INSTRUCTION | State only how many lines below include the string "this".
* Start MATERIAL SUPPLIED *
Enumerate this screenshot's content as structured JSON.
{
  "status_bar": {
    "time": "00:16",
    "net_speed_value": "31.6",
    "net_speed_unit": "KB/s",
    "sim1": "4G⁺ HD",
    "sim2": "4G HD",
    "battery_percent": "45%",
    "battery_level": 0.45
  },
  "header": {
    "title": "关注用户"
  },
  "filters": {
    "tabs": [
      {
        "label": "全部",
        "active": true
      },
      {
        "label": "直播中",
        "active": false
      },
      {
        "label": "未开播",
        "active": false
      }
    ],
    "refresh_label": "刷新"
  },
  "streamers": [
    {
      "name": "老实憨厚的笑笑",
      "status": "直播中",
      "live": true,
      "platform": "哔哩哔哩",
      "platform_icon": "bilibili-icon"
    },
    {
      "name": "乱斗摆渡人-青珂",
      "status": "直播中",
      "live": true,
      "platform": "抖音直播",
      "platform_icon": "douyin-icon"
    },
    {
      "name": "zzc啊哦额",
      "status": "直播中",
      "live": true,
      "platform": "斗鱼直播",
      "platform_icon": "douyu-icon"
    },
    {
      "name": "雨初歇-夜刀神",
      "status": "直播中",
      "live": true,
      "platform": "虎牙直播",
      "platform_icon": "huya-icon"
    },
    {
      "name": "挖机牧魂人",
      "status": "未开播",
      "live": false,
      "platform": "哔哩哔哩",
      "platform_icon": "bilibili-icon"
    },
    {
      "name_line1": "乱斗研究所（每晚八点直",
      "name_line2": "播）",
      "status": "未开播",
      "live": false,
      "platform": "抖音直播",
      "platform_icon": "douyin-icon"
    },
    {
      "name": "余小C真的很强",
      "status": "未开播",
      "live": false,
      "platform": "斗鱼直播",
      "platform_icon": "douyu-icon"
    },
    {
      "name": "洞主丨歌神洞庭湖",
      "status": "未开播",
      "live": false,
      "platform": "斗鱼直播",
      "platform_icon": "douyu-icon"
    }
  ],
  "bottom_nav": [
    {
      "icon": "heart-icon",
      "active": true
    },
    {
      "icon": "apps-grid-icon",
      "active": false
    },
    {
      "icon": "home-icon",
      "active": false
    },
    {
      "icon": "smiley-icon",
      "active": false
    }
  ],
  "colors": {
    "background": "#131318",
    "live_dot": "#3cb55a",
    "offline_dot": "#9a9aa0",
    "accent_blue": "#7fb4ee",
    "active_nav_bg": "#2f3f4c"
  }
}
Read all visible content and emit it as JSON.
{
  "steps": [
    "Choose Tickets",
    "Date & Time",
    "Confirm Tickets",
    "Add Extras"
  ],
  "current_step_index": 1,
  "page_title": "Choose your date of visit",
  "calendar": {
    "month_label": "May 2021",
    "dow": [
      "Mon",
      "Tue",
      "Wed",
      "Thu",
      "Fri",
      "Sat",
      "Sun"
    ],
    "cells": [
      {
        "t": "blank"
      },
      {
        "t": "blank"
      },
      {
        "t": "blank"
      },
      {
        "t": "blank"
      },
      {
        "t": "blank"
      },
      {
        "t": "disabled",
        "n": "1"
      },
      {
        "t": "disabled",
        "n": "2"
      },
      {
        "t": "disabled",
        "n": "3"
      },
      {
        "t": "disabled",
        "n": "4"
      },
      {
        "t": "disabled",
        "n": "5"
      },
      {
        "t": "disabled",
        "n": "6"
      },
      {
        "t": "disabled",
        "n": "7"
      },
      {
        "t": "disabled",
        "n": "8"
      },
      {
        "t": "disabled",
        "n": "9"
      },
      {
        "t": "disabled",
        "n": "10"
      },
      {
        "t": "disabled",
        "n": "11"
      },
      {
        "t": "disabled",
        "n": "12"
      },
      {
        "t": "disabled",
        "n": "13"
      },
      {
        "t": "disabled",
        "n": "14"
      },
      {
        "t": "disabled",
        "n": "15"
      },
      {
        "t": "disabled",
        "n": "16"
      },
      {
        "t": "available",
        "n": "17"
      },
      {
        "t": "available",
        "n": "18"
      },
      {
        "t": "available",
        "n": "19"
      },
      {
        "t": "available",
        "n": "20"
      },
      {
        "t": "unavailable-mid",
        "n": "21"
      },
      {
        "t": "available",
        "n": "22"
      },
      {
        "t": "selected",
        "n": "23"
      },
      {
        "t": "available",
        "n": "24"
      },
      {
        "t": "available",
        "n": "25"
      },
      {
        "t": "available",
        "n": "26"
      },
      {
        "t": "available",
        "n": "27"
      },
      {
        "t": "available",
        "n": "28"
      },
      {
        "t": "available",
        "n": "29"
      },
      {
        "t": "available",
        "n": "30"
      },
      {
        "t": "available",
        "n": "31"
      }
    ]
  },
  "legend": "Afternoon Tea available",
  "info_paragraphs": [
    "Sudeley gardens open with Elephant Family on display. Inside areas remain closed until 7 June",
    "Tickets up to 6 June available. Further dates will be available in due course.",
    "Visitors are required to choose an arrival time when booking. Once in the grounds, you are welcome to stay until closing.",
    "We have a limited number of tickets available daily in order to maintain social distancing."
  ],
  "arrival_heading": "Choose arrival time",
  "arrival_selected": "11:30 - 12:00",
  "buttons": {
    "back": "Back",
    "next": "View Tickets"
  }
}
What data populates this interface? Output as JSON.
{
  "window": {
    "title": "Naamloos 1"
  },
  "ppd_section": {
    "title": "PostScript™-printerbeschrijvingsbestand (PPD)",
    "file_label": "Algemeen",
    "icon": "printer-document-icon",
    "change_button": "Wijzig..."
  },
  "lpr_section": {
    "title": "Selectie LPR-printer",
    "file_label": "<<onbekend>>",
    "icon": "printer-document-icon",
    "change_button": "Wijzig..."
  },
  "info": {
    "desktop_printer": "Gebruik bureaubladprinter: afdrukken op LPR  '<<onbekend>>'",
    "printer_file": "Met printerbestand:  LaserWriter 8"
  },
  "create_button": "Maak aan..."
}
* End MATERIAL SUPPLIED *
REPLY TO THE EXERCISE | 2